-- Given exercise --
Send back all the data below, exactly as given.

Stored items from a collection
--------------------------------------------------
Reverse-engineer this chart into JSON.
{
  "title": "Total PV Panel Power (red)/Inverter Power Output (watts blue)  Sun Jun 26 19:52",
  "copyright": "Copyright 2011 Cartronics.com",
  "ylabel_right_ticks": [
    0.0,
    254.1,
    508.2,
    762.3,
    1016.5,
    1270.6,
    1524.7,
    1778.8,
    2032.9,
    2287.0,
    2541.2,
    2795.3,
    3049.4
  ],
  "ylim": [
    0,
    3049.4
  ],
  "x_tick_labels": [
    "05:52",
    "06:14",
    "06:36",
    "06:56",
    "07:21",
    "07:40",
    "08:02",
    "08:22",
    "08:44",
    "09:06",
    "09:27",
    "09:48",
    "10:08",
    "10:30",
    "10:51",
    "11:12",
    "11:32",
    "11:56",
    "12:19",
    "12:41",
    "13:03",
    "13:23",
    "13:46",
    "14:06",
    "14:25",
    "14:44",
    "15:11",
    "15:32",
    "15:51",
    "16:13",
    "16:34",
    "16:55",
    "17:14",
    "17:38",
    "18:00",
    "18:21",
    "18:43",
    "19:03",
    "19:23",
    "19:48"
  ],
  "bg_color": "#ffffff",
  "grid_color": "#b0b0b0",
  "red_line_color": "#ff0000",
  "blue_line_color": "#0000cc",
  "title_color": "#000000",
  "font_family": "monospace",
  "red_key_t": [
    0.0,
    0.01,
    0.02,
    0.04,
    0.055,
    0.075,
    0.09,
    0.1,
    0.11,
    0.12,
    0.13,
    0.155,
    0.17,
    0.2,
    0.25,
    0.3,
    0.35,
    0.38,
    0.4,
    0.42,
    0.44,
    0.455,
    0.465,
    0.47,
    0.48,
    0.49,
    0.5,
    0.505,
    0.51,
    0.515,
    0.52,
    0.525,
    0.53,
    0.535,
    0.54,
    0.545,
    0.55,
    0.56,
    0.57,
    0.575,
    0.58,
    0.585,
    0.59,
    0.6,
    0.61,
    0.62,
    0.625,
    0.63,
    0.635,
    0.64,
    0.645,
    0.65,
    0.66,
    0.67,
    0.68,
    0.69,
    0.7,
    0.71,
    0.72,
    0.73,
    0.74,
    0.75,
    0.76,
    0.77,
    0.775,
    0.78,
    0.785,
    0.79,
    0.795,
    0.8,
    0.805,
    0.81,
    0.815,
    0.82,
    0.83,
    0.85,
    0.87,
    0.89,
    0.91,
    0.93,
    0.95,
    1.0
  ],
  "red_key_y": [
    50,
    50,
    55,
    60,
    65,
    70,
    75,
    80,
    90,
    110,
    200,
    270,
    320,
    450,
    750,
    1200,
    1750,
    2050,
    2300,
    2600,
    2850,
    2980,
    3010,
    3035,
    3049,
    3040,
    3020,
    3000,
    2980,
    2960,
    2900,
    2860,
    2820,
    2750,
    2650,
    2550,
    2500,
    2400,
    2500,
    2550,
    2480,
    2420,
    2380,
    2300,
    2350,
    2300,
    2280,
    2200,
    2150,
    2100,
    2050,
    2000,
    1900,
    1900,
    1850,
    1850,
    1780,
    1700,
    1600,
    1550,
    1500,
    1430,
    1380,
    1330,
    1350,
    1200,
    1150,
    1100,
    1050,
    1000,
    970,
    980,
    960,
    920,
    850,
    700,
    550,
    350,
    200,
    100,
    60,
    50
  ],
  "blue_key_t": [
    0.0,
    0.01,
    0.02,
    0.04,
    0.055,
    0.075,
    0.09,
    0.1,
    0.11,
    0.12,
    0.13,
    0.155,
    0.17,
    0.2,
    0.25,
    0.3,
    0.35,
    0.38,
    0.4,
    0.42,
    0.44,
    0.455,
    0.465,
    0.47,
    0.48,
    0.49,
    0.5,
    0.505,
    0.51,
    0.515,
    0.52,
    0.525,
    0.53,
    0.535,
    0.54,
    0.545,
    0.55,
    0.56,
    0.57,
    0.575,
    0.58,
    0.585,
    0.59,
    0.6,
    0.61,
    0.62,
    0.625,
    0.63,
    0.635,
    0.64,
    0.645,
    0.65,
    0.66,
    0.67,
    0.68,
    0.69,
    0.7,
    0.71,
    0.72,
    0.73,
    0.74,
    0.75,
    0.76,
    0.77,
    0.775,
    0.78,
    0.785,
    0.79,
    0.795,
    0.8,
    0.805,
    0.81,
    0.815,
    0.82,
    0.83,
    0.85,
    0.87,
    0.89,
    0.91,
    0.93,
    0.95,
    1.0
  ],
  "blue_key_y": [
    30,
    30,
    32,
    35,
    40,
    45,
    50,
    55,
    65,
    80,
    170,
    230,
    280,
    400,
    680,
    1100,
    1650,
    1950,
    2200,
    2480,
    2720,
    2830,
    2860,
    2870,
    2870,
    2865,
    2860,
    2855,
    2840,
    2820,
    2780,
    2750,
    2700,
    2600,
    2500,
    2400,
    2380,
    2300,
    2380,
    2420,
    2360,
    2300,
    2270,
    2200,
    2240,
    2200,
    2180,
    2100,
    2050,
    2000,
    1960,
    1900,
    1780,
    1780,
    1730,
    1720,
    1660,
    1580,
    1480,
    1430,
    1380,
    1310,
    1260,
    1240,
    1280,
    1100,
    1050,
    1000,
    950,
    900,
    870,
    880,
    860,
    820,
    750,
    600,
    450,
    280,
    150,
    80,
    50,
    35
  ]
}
--------------------------------------------------
-- Solution to this problem --
Reverse-engineer this chart into JSON.
{
  "title": "Total PV Panel Power (red)/Inverter Power Output (watts blue)  Sun Jun 26 19:52",
  "copyright": "Copyright 2011 Cartronics.com",
  "ylabel_right_ticks": [
    0.0,
    254.1,
    508.2,
    762.3,
    1016.5,
    1270.6,
    1524.7,
    1778.8,
    2032.9,
    2287.0,
    2541.2,
    2795.3,
    3049.4
  ],
  "ylim": [
    0,
    3049.4
  ],
  "x_tick_labels": [
    "05:52",
    "06:14",
    "06:36",
    "06:56",
    "07:21",
    "07:40",
    "08:02",
    "08:22",
    "08:44",
    "09:06",
    "09:27",
    "09:48",
    "10:08",
    "10:30",
    "10:51",
    "11:12",
    "11:32",
    "11:56",
    "12:19",
    "12:41",
    "13:03",
    "13:23",
    "13:46",
    "14:06",
    "14:25",
    "14:44",
    "15:11",
    "15:32",
    "15:51",
    "16:13",
    "16:34",
    "16:55",
    "17:14",
    "17:38",
    "18:00",
    "18:21",
    "18:43",
    "19:03",
    "19:23",
    "19:48"
  ],
  "bg_color": "#ffffff",
  "grid_color": "#b0b0b0",
  "red_line_color": "#ff0000",
  "blue_line_color": "#0000cc",
  "title_color": "#000000",
  "font_family": "monospace",
  "red_key_t": [
    0.0,
    0.01,
    0.02,
    0.04,
    0.055,
    0.075,
    0.09,
    0.1,
    0.11,
    0.12,
    0.13,
    0.155,
    0.17,
    0.2,
    0.25,
    0.3,
    0.35,
    0.38,
    0.4,
    0.42,
    0.44,
    0.455,
    0.465,
    0.47,
    0.48,
    0.49,
    0.5,
    0.505,
    0.51,
    0.515,
    0.52,
    0.525,
    0.53,
    0.535,
    0.54,
    0.545,
    0.55,
    0.56,
    0.57,
    0.575,
    0.58,
    0.585,
    0.59,
    0.6,
    0.61,
    0.62,
    0.625,
    0.63,
    0.635,
    0.64,
    0.645,
    0.65,
    0.66,
    0.67,
    0.68,
    0.69,
    0.7,
    0.71,
    0.72,
    0.73,
    0.74,
    0.75,
    0.76,
    0.77,
    0.775,
    0.78,
    0.785,
    0.79,
    0.795,
    0.8,
    0.805,
    0.81,
    0.815,
    0.82,
    0.83,
    0.85,
    0.87,
    0.89,
    0.91,
    0.93,
    0.95,
    1.0
  ],
  "red_key_y": [
    50,
    50,
    55,
    60,
    65,
    70,
    75,
    80,
    90,
    110,
    200,
    270,
    320,
    450,
    750,
    1200,
    1750,
    2050,
    2300,
    2600,
    2850,
    2980,
    3010,
    3035,
    3049,
    3040,
    3020,
    3000,
    2980,
    2960,
    2900,
    2860,
    2820,
    2750,
    2650,
    2550,
    2500,
    2400,
    2500,
    2550,
    2480,
    2420,
    2380,
    2300,
    2350,
    2300,
    2280,
    2200,
    2150,
    2100,
    2050,
    2000,
    1900,
    1900,
    1850,
    1850,
    1780,
    1700,
    1600,
    1550,
    1500,
    1430,
    1380,
    1330,
    1350,
    1200,
    1150,
    1100,
    1050,
    1000,
    970,
    980,
    960,
    920,
    850,
    700,
    550,
    350,
    200,
    100,
    60,
    50
  ],
  "blue_key_t": [
    0.0,
    0.01,
    0.02,
    0.04,
    0.055,
    0.075,
    0.09,
    0.1,
    0.11,
    0.12,
    0.13,
    0.155,
    0.17,
    0.2,
    0.25,
    0.3,
    0.35,
    0.38,
    0.4,
    0.42,
    0.44,
    0.455,
    0.465,
    0.47,
    0.48,
    0.49,
    0.5,
    0.505,
    0.51,
    0.515,
    0.52,
    0.525,
    0.53,
    0.535,
    0.54,
    0.545,
    0.55,
    0.56,
    0.57,
    0.575,
    0.58,
    0.585,
    0.59,
    0.6,
    0.61,
    0.62,
    0.625,
    0.63,
    0.635,
    0.64,
    0.645,
    0.65,
    0.66,
    0.67,
    0.68,
    0.69,
    0.7,
    0.71,
    0.72,
    0.73,
    0.74,
    0.75,
    0.76,
    0.77,
    0.775,
    0.78,
    0.785,
    0.79,
    0.795,
    0.8,
    0.805,
    0.81,
    0.815,
    0.82,
    0.83,
    0.85,
    0.87,
    0.89,
    0.91,
    0.93,
    0.95,
    1.0
  ],
  "blue_key_y": [
    30,
    30,
    32,
    35,
    40,
    45,
    50,
    55,
    65,
    80,
    170,
    230,
    280,
    400,
    680,
    1100,
    1650,
    1950,
    2200,
    2480,
    2720,
    2830,
    2860,
    2870,
    2870,
    2865,
    2860,
    2855,
    2840,
    2820,
    2780,
    2750,
    2700,
    2600,
    2500,
    2400,
    2380,
    2300,
    2380,
    2420,
    2360,
    2300,
    2270,
    2200,
    2240,
    2200,
    2180,
    2100,
    2050,
    2000,
    1960,
    1900,
    1780,
    1780,
    1730,
    1720,
    1660,
    1580,
    1480,
    1430,
    1380,
    1310,
    1260,
    1240,
    1280,
    1100,
    1050,
    1000,
    950,
    900,
    870,
    880,
    860,
    820,
    750,
    600,
    450,
    280,
    150,
    80,
    50,
    35
  ]
}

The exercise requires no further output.